TASK STATEMENT:
Check every line below for the word "name" and copy the ones that have it.

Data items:

begin

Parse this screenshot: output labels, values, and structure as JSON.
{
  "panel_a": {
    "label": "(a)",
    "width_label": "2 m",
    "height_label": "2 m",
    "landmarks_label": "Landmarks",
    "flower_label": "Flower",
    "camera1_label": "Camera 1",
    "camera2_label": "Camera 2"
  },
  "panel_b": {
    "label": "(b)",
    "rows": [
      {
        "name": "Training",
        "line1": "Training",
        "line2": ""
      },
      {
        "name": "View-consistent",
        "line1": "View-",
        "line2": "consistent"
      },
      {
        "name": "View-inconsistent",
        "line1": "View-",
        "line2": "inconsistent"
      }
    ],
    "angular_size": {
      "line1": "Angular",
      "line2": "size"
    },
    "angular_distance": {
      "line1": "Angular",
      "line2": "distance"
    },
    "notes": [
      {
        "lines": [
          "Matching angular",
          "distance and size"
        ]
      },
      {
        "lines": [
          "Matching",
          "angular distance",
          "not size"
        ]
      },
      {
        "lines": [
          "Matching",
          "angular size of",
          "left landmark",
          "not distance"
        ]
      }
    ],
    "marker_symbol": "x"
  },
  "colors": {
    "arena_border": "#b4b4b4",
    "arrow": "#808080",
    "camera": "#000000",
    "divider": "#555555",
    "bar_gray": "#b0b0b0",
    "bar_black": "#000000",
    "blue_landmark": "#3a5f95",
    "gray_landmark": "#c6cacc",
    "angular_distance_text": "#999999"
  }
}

end
begin

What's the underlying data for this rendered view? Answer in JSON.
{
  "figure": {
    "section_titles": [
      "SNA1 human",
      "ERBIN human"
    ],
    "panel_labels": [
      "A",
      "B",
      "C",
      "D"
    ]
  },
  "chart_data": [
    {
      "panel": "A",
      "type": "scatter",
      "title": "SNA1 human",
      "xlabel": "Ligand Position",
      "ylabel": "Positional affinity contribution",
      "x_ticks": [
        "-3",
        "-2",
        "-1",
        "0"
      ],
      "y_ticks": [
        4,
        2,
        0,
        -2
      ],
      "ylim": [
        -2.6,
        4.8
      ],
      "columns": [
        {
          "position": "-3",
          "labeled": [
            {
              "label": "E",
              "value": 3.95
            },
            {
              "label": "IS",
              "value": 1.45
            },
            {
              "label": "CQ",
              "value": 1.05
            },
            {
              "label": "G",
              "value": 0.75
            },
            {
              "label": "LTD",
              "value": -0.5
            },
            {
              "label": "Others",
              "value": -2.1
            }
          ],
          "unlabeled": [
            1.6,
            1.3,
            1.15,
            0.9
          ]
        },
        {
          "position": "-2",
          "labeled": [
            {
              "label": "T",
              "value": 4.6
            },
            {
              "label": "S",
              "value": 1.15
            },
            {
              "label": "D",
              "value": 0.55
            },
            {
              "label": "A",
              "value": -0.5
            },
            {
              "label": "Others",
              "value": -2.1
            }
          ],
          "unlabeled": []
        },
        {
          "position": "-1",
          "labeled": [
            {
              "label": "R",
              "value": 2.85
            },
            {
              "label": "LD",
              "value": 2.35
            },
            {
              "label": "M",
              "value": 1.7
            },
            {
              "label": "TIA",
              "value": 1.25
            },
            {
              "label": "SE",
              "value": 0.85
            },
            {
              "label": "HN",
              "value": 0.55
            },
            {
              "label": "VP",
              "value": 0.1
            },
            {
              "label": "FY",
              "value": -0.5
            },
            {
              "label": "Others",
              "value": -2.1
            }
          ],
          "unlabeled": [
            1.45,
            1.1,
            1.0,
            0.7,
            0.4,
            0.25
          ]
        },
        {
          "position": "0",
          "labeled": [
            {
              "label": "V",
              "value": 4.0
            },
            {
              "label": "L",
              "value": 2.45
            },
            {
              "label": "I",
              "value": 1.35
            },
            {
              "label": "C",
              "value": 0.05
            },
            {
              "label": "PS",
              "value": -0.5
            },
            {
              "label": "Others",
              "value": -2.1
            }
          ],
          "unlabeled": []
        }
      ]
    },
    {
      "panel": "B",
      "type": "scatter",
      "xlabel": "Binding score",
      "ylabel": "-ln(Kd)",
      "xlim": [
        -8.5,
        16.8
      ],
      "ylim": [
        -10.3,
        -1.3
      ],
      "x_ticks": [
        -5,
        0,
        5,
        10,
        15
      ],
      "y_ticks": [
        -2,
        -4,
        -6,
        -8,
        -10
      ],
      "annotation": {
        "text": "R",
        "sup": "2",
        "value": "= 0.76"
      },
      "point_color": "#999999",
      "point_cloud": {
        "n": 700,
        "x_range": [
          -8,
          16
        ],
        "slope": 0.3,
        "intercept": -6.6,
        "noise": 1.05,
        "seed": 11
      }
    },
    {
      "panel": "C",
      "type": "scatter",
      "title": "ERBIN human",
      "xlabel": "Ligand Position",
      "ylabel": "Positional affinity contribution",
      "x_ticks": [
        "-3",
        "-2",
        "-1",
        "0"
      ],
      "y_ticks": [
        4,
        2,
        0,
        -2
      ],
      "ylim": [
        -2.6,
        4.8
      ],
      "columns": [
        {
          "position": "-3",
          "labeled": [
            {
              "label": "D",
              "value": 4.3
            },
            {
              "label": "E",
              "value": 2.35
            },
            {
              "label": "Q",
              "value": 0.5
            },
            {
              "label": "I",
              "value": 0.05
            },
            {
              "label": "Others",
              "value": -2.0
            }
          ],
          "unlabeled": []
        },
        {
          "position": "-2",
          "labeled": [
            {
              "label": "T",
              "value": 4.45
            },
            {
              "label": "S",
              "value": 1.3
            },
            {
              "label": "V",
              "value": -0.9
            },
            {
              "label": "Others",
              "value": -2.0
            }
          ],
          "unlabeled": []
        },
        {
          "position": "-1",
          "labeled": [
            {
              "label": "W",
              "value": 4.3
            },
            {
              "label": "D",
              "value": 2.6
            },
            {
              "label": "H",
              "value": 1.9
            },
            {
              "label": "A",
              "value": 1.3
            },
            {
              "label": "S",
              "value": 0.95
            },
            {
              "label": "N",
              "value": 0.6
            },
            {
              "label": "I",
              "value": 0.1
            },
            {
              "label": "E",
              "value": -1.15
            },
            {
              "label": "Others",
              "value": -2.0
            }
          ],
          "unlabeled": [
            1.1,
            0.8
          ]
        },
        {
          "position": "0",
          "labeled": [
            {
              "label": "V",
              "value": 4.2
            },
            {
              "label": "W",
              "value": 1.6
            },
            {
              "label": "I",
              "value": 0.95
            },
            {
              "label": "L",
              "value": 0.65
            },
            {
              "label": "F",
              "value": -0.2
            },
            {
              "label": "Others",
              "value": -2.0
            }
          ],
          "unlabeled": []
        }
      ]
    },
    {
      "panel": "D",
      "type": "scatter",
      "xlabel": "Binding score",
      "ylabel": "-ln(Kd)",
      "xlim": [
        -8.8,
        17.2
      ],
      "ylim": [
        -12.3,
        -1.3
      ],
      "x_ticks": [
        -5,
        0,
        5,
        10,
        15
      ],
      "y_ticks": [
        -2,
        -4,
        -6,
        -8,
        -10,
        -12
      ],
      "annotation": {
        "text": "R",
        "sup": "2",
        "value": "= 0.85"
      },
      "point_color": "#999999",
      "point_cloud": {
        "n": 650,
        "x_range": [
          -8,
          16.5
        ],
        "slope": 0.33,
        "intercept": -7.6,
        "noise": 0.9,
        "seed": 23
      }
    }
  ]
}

end
begin

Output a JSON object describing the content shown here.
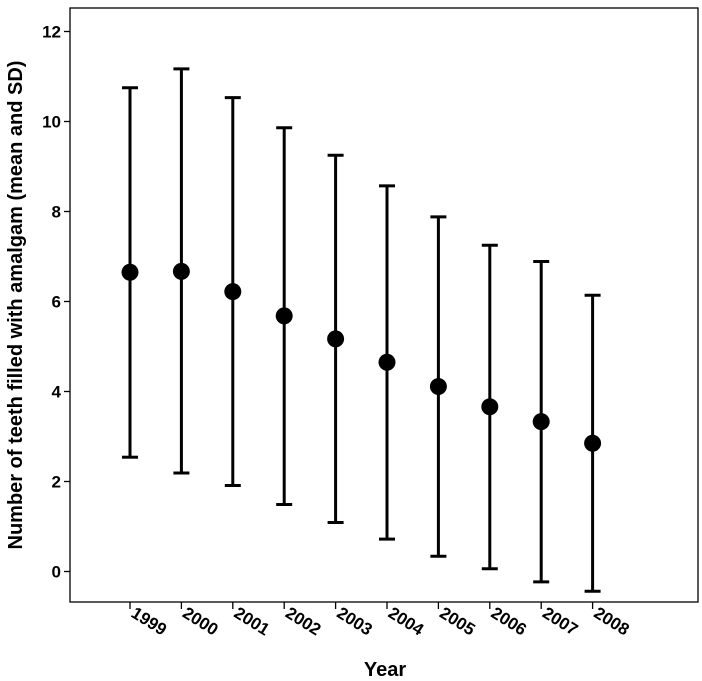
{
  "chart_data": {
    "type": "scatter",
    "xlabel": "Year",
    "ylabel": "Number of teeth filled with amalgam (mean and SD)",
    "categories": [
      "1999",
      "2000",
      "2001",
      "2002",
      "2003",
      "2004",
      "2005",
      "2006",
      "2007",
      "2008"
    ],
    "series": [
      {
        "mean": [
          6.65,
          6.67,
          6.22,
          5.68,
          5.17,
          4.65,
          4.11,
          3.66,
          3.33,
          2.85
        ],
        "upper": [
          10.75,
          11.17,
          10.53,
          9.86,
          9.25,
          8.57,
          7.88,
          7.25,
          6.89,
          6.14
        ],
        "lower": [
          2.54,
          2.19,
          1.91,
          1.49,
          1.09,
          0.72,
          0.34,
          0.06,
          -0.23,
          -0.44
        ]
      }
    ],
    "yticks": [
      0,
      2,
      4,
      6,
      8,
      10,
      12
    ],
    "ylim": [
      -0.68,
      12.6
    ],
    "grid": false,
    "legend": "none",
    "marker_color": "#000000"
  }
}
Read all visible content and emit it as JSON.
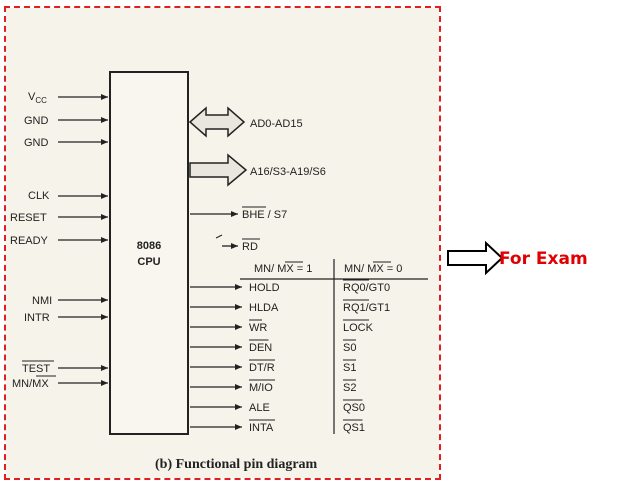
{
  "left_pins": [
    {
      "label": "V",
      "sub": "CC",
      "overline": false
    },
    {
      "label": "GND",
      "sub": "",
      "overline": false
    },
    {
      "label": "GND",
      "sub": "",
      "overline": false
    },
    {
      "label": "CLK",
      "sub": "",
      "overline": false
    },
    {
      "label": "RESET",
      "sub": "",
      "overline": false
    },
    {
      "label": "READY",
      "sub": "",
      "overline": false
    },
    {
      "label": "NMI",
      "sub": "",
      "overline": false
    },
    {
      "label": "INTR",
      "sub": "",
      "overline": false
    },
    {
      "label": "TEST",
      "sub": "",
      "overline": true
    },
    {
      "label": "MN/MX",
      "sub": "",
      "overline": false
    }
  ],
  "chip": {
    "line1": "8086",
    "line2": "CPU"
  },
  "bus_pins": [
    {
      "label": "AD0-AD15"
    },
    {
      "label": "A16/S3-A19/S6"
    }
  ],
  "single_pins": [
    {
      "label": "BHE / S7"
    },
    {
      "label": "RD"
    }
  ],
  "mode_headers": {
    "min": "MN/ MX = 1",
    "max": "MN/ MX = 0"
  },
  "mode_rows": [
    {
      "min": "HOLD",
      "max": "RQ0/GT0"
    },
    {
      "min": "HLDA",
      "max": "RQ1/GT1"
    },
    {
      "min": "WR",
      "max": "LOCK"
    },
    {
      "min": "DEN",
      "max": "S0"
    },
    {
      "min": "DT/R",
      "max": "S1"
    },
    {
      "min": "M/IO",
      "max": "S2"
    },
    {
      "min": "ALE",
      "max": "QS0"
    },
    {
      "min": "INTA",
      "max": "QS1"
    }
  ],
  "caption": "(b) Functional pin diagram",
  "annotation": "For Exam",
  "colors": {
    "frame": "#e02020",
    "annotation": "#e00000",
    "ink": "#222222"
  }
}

end

WRITTEN ANSWER:
        "name": "Training",
        "name": "View-consistent",
        "name": "View-inconsistent",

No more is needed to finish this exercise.